> [STATED GOAL]: In the listing below, locate the lines that hold "here" and copy them.

• • • • •

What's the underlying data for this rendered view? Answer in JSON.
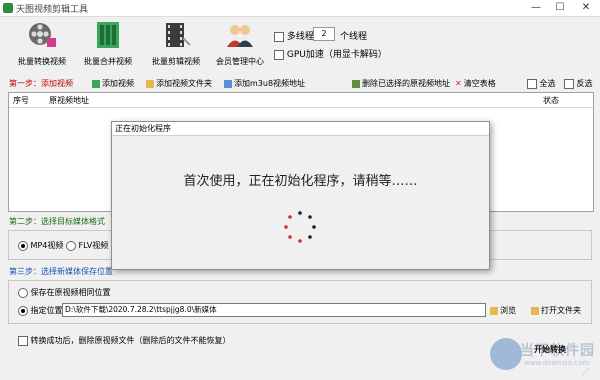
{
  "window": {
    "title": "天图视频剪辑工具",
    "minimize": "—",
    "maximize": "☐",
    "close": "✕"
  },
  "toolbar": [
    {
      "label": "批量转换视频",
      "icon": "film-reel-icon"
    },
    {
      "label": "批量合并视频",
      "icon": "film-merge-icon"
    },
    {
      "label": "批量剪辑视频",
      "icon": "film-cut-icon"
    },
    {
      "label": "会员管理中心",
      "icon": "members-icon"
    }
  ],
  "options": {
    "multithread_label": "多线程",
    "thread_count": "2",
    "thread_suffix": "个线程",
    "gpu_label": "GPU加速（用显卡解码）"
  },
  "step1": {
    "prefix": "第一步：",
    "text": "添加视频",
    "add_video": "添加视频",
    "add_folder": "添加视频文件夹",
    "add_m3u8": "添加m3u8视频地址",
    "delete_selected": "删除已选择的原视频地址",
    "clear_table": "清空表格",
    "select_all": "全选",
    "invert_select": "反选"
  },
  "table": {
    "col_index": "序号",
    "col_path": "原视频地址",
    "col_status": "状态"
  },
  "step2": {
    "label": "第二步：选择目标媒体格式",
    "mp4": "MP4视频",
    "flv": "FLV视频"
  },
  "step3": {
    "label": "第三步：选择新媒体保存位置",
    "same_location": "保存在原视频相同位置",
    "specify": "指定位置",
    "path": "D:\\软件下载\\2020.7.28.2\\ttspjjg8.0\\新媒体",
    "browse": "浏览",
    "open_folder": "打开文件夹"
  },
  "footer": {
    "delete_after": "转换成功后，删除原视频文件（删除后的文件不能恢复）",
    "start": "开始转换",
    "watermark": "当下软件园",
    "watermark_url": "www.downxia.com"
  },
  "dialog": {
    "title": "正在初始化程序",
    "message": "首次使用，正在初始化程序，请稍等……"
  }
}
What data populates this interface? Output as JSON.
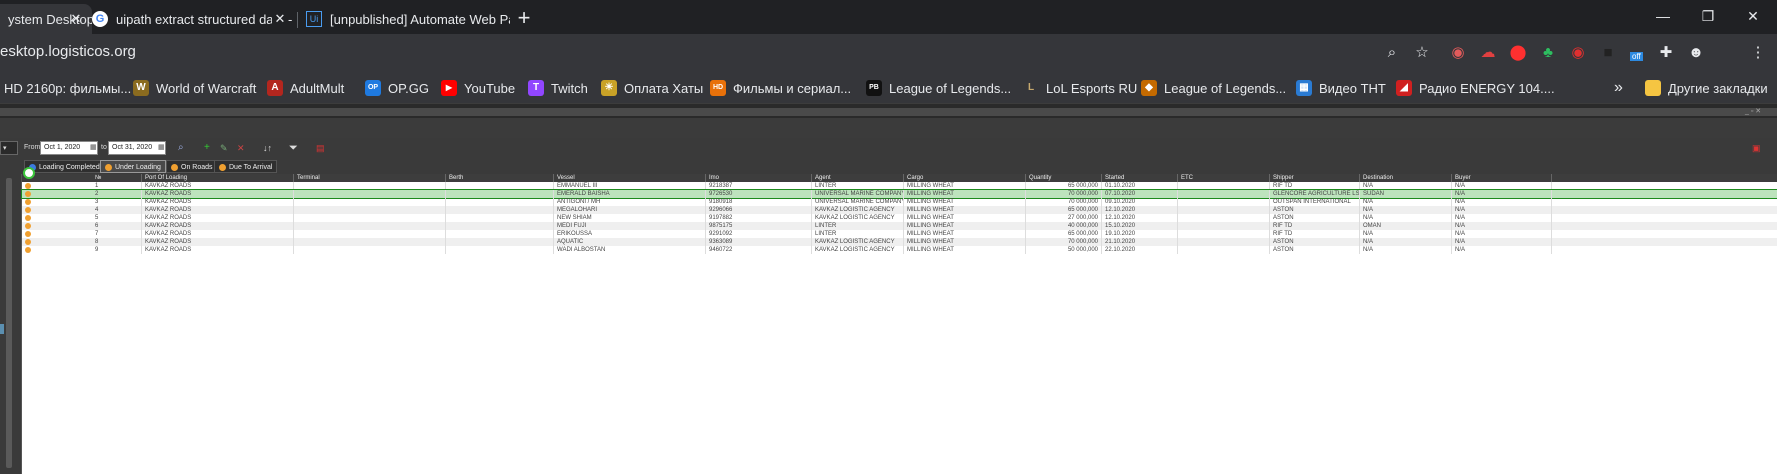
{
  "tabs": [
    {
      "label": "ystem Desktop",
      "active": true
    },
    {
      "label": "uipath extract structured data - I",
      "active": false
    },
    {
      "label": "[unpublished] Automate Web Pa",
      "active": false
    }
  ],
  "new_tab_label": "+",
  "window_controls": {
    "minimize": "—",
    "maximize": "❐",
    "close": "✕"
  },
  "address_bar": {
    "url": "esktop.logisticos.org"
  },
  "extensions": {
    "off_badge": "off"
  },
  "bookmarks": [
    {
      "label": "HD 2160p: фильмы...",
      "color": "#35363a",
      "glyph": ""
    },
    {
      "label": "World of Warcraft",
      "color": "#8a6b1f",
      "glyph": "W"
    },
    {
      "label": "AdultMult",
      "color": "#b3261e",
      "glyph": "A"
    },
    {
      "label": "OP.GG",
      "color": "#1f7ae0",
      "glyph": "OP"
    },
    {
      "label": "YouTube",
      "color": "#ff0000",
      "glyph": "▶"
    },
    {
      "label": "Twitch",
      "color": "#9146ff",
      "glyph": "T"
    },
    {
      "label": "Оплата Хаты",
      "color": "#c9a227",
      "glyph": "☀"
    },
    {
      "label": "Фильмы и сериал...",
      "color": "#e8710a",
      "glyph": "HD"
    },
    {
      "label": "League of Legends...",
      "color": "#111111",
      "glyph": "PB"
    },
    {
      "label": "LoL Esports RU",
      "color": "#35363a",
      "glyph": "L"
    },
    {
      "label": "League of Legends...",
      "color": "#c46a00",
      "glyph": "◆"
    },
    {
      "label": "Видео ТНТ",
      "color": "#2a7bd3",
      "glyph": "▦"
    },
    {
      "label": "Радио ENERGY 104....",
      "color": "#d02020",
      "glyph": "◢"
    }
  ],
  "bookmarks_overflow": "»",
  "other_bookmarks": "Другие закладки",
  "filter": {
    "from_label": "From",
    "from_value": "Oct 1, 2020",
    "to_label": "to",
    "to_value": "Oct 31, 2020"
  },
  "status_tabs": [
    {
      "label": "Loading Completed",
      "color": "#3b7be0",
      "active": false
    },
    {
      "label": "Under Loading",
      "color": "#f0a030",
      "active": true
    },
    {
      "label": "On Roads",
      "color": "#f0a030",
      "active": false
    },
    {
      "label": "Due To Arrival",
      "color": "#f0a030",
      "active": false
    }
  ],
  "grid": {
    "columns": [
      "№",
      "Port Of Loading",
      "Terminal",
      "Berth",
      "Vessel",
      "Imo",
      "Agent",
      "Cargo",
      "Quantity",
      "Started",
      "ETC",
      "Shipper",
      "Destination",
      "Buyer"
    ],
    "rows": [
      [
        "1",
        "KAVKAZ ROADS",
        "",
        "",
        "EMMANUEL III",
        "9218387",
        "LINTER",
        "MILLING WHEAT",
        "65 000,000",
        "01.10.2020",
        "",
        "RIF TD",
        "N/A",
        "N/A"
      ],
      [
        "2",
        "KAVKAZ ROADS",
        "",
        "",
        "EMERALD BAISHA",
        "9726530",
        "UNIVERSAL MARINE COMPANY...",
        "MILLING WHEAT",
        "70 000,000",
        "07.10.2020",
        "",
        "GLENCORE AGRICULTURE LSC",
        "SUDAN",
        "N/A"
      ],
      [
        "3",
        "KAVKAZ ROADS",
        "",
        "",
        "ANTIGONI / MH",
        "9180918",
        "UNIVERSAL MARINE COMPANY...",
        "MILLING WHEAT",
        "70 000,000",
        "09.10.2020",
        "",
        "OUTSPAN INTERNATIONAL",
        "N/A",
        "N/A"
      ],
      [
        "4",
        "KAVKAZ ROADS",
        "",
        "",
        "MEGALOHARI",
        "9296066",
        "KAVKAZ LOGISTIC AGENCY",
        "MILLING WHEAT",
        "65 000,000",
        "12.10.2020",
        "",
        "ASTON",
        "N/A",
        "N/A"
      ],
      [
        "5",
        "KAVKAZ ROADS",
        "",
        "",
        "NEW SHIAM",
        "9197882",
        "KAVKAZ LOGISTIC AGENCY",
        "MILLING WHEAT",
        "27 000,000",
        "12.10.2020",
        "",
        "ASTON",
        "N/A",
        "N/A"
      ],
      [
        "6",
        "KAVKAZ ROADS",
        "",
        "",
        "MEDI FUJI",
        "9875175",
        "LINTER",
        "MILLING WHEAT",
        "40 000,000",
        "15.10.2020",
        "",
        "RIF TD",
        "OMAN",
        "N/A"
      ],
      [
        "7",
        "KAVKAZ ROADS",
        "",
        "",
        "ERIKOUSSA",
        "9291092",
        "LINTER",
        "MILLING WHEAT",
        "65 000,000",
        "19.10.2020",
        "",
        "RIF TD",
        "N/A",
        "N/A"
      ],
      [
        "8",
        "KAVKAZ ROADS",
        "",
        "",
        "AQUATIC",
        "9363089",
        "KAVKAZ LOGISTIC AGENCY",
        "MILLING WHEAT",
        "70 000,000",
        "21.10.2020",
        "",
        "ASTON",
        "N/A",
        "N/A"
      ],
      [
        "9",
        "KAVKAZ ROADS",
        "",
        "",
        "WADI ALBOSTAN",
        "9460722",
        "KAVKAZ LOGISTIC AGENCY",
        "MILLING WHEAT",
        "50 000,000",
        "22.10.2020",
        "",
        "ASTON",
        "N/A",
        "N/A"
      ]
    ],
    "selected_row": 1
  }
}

• • • • •

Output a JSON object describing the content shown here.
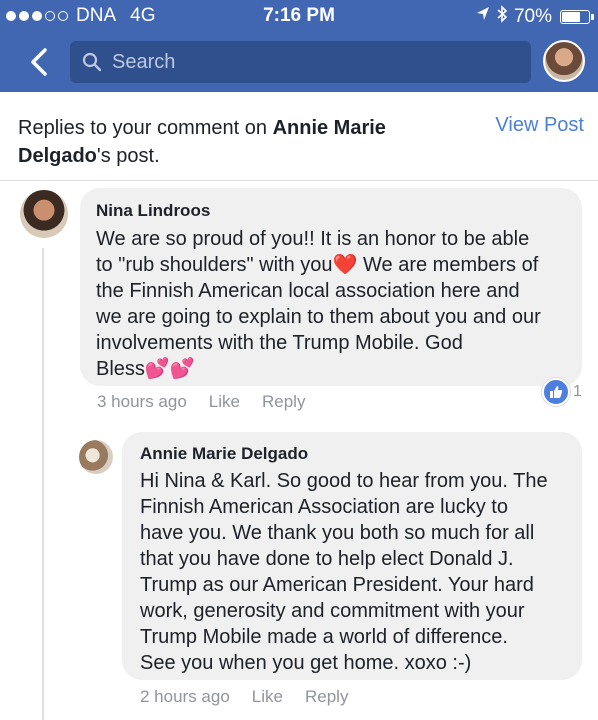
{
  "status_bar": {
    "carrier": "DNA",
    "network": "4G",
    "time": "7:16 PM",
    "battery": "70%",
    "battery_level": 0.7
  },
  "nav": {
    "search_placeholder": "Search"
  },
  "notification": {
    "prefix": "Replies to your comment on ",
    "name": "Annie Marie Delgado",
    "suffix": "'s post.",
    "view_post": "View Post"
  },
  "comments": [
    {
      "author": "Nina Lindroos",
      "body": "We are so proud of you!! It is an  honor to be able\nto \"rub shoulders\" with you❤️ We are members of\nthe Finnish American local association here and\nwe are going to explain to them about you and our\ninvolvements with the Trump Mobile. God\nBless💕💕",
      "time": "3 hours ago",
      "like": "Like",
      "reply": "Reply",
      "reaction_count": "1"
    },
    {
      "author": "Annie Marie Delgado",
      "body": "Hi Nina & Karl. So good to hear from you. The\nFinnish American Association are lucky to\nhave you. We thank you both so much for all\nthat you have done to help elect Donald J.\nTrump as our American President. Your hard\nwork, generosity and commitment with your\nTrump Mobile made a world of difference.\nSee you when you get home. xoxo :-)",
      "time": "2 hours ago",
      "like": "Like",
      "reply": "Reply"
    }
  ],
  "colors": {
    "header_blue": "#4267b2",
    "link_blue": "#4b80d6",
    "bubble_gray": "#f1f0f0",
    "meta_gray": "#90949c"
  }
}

• • • • •

> [EXERCISE RESPONSE]:
Output a JSON object describing the content shown here.
      "body": "We are so proud of you!! It is an  honor to be able\nto \"rub shoulders\" with you❤️ We are members of\nthe Finnish American local association here and\nwe are going to explain to them about you and our\ninvolvements with the Trump Mobile. God\nBless💕💕",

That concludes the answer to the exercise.